_DATASET EXCERPTS_.
------------------------------------

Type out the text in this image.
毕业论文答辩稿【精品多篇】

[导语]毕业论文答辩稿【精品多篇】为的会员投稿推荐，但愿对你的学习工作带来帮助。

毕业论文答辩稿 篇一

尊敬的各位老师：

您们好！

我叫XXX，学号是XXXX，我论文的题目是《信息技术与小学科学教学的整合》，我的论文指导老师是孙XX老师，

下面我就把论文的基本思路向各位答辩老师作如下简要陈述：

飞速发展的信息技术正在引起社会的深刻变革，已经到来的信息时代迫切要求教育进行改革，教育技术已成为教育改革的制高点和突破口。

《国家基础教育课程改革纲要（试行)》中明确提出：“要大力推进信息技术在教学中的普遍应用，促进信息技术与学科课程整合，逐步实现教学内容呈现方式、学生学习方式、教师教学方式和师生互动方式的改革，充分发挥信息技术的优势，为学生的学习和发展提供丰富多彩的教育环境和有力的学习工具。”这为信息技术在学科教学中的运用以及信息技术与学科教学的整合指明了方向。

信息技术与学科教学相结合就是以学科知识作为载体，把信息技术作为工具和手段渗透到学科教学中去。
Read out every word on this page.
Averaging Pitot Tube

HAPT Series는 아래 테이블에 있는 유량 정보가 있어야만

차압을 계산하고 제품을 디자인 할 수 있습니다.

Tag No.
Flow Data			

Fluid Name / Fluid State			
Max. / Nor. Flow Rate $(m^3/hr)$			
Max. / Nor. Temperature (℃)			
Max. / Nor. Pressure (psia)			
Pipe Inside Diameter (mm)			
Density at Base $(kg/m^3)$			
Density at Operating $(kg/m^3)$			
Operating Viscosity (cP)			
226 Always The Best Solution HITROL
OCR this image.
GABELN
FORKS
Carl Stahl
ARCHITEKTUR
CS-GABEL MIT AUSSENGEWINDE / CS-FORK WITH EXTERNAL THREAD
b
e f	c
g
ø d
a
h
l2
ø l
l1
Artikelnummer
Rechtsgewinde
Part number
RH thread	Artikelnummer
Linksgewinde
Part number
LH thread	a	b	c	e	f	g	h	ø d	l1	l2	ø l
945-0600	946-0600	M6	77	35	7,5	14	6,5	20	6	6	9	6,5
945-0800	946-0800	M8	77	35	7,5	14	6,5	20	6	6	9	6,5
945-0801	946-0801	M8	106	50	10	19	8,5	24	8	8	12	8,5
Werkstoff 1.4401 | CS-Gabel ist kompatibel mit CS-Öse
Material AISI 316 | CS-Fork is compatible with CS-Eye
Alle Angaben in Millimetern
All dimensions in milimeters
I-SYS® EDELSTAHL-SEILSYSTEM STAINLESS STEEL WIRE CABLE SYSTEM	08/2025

------------------------------------

_PROBLEM TO SOLVE_. Output the entries verbatim.

_CORRECT ANSWER_.
Type out the text in this image.
毕业论文答辩稿【精品多篇】

[导语]毕业论文答辩稿【精品多篇】为的会员投稿推荐，但愿对你的学习工作带来帮助。

毕业论文答辩稿 篇一

尊敬的各位老师：

您们好！

我叫XXX，学号是XXXX，我论文的题目是《信息技术与小学科学教学的整合》，我的论文指导老师是孙XX老师，

下面我就把论文的基本思路向各位答辩老师作如下简要陈述：

飞速发展的信息技术正在引起社会的深刻变革，已经到来的信息时代迫切要求教育进行改革，教育技术已成为教育改革的制高点和突破口。

《国家基础教育课程改革纲要（试行)》中明确提出：“要大力推进信息技术在教学中的普遍应用，促进信息技术与学科课程整合，逐步实现教学内容呈现方式、学生学习方式、教师教学方式和师生互动方式的改革，充分发挥信息技术的优势，为学生的学习和发展提供丰富多彩的教育环境和有力的学习工具。”这为信息技术在学科教学中的运用以及信息技术与学科教学的整合指明了方向。

信息技术与学科教学相结合就是以学科知识作为载体，把信息技术作为工具和手段渗透到学科教学中去。
Read out every word on this page.
Averaging Pitot Tube

HAPT Series는 아래 테이블에 있는 유량 정보가 있어야만

차압을 계산하고 제품을 디자인 할 수 있습니다.

Tag No.
Flow Data			

Fluid Name / Fluid State			
Max. / Nor. Flow Rate $(m^3/hr)$			
Max. / Nor. Temperature (℃)			
Max. / Nor. Pressure (psia)			
Pipe Inside Diameter (mm)			
Density at Base $(kg/m^3)$			
Density at Operating $(kg/m^3)$			
Operating Viscosity (cP)			
226 Always The Best Solution HITROL
OCR this image.
GABELN
FORKS
Carl Stahl
ARCHITEKTUR
CS-GABEL MIT AUSSENGEWINDE / CS-FORK WITH EXTERNAL THREAD
b
e f	c
g
ø d
a
h
l2
ø l
l1
Artikelnummer
Rechtsgewinde
Part number
RH thread	Artikelnummer
Linksgewinde
Part number
LH thread	a	b	c	e	f	g	h	ø d	l1	l2	ø l
945-0600	946-0600	M6	77	35	7,5	14	6,5	20	6	6	9	6,5
945-0800	946-0800	M8	77	35	7,5	14	6,5	20	6	6	9	6,5
945-0801	946-0801	M8	106	50	10	19	8,5	24	8	8	12	8,5
Werkstoff 1.4401 | CS-Gabel ist kompatibel mit CS-Öse
Material AISI 316 | CS-Fork is compatible with CS-Eye
Alle Angaben in Millimetern
All dimensions in milimeters
I-SYS® EDELSTAHL-SEILSYSTEM STAINLESS STEEL WIRE CABLE SYSTEM	08/2025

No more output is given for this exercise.